[EXCERPTED DATA]
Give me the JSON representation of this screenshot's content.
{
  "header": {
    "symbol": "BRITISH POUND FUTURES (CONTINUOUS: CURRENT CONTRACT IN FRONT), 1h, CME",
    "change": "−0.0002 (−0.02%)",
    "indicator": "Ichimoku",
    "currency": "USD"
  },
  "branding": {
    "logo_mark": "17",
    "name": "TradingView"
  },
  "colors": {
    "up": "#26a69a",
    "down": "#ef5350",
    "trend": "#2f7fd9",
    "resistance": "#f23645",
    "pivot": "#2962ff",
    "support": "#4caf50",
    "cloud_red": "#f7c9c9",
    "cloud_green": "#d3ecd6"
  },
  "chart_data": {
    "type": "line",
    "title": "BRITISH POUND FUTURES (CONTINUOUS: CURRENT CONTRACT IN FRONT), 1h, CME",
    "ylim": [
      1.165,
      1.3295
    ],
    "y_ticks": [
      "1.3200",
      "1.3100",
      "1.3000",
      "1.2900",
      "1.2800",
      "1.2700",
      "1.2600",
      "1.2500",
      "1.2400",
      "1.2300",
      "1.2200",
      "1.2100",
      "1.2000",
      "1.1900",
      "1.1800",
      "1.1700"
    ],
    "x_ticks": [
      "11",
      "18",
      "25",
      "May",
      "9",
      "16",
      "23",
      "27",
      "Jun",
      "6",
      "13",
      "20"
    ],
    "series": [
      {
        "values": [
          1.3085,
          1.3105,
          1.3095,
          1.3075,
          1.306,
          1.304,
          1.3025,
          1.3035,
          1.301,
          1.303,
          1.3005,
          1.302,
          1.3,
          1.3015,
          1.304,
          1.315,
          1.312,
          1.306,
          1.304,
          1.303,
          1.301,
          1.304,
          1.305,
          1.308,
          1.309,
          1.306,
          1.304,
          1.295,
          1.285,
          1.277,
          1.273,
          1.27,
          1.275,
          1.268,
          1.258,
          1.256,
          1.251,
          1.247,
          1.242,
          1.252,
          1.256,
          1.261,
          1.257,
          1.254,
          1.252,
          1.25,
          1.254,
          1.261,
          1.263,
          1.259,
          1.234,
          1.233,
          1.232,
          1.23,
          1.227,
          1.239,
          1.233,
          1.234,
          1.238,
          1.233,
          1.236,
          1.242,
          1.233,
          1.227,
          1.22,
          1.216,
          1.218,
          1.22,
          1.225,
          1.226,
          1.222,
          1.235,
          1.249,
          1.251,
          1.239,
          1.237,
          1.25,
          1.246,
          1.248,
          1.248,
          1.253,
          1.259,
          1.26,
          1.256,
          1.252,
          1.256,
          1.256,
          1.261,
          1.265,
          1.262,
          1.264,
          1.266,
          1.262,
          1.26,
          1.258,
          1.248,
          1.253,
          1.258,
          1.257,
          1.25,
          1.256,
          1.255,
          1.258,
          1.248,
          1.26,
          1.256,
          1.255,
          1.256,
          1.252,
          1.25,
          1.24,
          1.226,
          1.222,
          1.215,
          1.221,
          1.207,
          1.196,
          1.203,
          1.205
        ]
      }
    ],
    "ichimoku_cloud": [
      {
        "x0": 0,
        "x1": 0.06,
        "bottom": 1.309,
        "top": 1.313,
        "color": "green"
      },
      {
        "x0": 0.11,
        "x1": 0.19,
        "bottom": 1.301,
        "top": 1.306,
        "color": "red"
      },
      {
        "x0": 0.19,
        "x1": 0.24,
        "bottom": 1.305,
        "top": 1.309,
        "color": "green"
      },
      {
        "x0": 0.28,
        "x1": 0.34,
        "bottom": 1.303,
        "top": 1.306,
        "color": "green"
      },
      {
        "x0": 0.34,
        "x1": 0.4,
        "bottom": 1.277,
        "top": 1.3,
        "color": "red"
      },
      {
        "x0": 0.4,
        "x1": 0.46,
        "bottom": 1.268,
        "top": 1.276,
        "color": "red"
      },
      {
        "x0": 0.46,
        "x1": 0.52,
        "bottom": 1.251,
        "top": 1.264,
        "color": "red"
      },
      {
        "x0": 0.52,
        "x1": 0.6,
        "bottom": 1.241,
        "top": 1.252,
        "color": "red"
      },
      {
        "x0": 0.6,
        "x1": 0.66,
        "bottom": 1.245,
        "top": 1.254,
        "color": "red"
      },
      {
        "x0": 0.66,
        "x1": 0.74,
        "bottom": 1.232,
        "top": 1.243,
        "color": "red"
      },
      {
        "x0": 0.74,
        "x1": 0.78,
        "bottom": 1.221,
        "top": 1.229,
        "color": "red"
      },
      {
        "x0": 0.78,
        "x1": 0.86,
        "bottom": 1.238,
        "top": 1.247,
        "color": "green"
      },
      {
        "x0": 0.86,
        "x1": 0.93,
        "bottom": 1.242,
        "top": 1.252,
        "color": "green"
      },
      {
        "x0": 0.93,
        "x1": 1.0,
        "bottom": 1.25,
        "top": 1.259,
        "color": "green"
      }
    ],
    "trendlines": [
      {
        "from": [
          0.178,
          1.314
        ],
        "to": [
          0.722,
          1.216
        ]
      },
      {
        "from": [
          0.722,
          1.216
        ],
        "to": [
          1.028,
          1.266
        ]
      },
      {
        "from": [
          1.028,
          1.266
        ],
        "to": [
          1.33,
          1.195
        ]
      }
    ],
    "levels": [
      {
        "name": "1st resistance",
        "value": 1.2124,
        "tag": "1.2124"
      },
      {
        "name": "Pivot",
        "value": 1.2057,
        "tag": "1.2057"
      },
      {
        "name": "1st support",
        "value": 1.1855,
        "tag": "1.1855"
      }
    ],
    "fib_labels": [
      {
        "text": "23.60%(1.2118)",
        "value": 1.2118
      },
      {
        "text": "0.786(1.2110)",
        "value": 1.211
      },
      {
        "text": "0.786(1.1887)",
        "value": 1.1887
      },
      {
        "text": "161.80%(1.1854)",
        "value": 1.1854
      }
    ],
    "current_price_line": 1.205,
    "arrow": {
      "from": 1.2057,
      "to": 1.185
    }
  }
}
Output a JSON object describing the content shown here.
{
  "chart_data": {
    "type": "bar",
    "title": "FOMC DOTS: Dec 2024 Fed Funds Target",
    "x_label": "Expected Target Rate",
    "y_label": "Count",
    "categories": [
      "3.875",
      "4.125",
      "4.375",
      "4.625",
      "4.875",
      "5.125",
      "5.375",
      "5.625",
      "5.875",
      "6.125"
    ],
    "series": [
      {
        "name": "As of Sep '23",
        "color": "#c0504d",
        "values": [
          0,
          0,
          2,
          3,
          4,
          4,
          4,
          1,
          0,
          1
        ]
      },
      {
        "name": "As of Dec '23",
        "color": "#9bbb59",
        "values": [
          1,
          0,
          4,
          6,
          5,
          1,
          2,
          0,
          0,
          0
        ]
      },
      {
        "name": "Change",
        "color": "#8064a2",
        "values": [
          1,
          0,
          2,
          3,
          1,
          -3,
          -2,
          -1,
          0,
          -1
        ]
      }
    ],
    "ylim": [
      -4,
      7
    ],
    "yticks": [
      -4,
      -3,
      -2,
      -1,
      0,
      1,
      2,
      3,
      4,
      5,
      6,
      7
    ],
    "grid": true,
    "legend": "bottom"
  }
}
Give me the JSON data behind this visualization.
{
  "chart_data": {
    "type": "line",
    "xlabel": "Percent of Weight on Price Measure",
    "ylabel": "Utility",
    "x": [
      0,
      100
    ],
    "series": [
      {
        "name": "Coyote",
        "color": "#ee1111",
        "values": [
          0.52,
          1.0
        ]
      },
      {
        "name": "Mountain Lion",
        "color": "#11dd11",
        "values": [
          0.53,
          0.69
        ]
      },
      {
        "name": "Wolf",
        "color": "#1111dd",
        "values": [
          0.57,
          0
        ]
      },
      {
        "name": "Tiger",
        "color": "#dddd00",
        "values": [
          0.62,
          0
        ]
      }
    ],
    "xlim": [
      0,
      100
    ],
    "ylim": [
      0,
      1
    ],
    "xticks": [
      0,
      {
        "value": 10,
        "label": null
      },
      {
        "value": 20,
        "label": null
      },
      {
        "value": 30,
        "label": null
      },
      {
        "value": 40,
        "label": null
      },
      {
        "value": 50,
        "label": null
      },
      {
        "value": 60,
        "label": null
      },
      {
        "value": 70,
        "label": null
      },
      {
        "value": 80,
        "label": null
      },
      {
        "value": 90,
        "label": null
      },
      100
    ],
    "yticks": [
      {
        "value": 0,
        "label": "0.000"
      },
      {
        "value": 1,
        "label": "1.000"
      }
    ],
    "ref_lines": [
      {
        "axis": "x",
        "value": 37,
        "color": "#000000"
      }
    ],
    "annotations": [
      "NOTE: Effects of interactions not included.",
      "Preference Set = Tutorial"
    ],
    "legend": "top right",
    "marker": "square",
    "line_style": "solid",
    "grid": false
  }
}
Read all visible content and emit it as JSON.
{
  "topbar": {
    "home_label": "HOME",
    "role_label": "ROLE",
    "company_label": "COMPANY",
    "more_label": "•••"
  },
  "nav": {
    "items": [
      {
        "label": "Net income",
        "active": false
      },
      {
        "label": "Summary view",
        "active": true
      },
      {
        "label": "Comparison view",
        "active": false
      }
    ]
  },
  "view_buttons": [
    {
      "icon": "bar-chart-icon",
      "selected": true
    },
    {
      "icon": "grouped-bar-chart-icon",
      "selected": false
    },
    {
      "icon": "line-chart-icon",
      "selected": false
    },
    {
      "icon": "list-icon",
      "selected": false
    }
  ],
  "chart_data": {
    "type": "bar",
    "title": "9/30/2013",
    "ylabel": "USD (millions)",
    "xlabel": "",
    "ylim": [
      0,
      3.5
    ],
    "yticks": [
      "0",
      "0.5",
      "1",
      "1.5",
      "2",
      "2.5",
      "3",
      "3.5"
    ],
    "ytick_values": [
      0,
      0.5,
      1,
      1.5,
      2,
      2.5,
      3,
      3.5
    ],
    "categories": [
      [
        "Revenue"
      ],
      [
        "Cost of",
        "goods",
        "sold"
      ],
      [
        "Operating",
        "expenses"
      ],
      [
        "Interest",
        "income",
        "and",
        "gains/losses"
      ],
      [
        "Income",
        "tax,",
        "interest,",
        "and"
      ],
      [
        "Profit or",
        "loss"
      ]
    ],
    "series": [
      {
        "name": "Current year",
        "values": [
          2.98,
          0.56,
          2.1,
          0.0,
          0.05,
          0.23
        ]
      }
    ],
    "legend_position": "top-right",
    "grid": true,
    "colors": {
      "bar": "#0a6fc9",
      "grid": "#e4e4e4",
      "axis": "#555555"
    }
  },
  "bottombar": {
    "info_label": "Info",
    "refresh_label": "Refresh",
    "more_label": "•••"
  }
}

[GIVEN INSTRUCTION]
Search the entries for the word "text", then gather every line that has it.

[CORRECT RESULT]
        "text": "23.60%(1.2118)",
        "text": "0.786(1.2110)",
        "text": "0.786(1.1887)",
        "text": "161.80%(1.1854)",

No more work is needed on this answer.